Search the listing below for the word "Determinism" and copy each line that holds it.

Extracts from a graphics dataset:
Begin

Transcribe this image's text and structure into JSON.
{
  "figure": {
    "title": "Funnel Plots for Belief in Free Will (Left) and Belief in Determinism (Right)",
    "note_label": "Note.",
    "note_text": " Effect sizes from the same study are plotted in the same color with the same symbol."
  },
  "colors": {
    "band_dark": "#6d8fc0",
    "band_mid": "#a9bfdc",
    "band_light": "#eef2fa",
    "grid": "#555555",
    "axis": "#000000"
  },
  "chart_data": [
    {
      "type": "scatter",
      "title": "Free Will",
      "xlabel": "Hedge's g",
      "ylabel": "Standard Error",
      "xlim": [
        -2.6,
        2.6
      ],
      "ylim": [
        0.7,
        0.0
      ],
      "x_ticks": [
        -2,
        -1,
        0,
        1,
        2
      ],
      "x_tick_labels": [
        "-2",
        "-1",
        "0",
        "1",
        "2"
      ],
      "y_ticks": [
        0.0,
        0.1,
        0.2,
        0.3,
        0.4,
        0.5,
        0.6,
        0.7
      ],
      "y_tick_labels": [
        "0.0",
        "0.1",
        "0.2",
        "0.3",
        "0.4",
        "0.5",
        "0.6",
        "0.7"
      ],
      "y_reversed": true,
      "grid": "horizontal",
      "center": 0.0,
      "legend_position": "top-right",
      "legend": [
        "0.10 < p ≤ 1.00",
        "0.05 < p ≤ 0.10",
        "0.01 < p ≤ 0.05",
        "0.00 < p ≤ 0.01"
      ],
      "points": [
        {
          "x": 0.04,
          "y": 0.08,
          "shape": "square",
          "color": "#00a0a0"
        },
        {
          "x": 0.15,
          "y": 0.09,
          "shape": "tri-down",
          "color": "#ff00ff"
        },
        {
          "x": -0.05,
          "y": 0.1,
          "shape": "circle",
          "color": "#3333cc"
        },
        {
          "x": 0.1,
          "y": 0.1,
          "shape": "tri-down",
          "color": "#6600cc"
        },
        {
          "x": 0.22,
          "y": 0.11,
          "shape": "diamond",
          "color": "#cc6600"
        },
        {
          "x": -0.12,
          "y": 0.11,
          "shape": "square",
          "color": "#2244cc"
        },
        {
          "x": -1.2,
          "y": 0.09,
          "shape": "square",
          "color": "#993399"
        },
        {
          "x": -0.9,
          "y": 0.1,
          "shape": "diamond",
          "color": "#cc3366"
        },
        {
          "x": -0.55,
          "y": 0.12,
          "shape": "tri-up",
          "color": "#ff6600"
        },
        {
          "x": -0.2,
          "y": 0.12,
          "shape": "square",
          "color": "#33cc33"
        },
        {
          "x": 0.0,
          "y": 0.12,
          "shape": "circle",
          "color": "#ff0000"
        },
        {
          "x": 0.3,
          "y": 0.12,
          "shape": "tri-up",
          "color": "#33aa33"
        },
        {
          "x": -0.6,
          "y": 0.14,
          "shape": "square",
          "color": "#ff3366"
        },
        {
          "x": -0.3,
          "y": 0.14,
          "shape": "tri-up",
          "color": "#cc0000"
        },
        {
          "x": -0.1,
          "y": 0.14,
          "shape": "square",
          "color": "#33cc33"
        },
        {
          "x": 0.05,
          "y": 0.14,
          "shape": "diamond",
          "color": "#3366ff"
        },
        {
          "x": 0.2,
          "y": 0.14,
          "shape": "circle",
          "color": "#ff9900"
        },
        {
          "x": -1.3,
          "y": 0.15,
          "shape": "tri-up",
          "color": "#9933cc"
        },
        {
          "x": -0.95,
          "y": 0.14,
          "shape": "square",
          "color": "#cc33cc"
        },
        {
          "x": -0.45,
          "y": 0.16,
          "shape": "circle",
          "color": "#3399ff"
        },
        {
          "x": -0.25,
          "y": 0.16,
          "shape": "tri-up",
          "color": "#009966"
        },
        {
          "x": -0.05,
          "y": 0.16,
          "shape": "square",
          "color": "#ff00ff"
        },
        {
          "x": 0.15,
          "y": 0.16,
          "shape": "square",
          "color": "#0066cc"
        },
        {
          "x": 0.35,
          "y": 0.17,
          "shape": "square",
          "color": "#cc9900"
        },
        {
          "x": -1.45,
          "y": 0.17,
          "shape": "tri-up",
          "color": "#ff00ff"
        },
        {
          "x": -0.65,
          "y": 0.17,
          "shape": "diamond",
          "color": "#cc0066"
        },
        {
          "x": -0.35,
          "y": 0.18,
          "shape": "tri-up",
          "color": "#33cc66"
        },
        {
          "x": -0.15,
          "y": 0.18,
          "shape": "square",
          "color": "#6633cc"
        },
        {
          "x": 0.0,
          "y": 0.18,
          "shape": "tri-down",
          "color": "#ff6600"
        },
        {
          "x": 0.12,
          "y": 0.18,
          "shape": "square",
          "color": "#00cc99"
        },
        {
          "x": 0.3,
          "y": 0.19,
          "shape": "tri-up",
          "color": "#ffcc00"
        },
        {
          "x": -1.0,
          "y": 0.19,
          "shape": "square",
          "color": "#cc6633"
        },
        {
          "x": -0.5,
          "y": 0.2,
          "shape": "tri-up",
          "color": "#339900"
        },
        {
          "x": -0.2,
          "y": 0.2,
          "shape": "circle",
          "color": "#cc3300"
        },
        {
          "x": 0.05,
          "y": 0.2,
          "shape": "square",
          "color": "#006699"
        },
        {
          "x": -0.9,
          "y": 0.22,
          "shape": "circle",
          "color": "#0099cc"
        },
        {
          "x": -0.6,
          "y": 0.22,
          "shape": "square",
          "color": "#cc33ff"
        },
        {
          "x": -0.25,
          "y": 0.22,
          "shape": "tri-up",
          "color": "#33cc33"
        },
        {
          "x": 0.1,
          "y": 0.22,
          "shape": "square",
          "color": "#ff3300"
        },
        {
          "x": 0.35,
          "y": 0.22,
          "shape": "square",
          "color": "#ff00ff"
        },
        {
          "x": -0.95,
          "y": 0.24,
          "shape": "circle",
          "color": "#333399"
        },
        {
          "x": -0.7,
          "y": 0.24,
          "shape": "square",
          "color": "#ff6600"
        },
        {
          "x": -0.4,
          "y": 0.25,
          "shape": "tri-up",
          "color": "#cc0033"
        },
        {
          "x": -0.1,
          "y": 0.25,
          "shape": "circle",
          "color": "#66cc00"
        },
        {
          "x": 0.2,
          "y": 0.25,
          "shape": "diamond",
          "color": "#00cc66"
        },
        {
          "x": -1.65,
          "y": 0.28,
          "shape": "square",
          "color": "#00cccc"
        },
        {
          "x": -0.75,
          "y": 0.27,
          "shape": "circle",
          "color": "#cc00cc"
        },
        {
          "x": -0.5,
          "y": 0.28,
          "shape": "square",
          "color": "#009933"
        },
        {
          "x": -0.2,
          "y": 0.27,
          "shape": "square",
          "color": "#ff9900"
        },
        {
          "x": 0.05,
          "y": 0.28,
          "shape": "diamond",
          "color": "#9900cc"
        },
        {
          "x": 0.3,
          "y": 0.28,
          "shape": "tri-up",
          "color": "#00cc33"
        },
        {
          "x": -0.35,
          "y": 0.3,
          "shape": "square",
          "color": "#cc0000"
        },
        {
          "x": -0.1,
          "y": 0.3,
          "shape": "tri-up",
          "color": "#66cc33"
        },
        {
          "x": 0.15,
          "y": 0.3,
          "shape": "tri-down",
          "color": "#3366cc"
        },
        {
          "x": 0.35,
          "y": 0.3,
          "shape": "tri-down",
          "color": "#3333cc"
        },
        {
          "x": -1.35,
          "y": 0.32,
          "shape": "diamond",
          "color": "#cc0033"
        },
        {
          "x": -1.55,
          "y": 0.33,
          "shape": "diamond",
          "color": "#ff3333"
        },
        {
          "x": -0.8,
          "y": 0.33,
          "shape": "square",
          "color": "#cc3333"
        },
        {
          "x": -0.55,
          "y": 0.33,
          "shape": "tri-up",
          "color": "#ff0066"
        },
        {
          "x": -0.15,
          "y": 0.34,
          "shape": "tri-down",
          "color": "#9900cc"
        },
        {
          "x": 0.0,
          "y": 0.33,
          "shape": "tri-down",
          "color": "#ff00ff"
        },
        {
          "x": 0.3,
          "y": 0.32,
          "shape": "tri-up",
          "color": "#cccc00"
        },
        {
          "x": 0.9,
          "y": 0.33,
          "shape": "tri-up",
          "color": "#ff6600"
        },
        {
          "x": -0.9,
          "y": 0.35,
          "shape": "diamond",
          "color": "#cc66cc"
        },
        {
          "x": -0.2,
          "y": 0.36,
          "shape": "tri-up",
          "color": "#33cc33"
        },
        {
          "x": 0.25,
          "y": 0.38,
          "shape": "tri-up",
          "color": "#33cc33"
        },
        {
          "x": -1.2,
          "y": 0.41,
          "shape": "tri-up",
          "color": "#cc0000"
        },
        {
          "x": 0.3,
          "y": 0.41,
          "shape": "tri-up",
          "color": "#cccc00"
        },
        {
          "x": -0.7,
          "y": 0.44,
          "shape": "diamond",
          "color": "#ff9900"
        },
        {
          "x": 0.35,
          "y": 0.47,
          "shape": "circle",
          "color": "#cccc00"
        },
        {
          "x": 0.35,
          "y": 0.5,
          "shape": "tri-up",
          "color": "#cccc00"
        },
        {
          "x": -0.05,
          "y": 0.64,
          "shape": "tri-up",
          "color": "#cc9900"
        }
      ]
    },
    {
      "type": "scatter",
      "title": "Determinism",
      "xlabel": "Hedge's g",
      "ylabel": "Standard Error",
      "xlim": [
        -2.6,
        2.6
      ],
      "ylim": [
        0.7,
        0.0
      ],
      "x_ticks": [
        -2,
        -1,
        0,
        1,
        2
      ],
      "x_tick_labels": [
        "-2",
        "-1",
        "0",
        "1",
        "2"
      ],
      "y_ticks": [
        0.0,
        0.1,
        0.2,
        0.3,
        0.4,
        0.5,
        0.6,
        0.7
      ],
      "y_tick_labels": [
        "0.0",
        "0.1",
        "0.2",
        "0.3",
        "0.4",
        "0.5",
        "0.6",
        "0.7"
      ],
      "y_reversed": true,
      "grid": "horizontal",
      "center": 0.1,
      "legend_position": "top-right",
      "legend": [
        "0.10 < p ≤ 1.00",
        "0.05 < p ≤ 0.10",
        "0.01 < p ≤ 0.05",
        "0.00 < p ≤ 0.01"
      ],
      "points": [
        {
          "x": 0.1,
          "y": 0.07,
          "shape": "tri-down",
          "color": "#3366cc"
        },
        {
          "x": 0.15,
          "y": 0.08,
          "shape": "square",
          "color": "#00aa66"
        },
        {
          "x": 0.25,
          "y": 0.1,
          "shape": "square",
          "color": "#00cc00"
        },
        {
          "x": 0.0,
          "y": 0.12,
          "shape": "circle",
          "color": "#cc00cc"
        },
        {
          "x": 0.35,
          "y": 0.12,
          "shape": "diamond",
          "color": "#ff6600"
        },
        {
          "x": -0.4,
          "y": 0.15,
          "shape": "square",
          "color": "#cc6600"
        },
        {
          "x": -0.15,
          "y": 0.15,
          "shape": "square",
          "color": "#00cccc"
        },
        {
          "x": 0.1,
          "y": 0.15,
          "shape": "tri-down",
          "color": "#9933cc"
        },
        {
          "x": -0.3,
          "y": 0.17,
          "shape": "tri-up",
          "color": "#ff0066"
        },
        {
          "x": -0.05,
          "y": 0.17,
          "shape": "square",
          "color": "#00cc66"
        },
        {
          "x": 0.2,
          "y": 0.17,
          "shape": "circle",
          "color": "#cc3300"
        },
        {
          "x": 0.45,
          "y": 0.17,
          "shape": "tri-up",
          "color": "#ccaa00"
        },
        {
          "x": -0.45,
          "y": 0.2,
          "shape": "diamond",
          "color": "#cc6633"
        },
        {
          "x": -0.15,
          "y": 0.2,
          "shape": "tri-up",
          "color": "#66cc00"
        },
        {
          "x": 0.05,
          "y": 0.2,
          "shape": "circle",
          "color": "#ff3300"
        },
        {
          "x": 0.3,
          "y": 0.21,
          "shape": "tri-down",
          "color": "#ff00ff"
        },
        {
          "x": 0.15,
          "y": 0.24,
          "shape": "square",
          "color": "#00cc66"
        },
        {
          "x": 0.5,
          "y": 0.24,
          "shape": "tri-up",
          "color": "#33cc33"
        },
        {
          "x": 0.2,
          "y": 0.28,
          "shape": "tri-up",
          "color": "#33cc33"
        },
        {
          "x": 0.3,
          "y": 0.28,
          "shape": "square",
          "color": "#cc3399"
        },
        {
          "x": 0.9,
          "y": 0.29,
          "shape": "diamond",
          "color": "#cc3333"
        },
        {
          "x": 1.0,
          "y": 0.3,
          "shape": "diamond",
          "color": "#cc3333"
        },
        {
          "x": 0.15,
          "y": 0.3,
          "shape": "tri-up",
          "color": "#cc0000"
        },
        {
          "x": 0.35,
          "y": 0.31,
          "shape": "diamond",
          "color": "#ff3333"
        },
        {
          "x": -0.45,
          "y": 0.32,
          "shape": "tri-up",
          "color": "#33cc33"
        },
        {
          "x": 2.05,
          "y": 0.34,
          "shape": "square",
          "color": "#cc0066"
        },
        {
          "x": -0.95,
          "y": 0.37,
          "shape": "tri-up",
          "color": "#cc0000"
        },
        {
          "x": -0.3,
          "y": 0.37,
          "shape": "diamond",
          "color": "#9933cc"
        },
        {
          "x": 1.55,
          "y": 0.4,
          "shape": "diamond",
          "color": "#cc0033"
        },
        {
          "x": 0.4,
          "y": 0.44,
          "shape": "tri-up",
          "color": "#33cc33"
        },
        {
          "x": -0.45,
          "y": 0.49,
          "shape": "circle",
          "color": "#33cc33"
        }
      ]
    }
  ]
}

End

TASK RESULT:
    "title": "Funnel Plots for Belief in Free Will (Left) and Belief in Determinism (Right)",
      "title": "Determinism",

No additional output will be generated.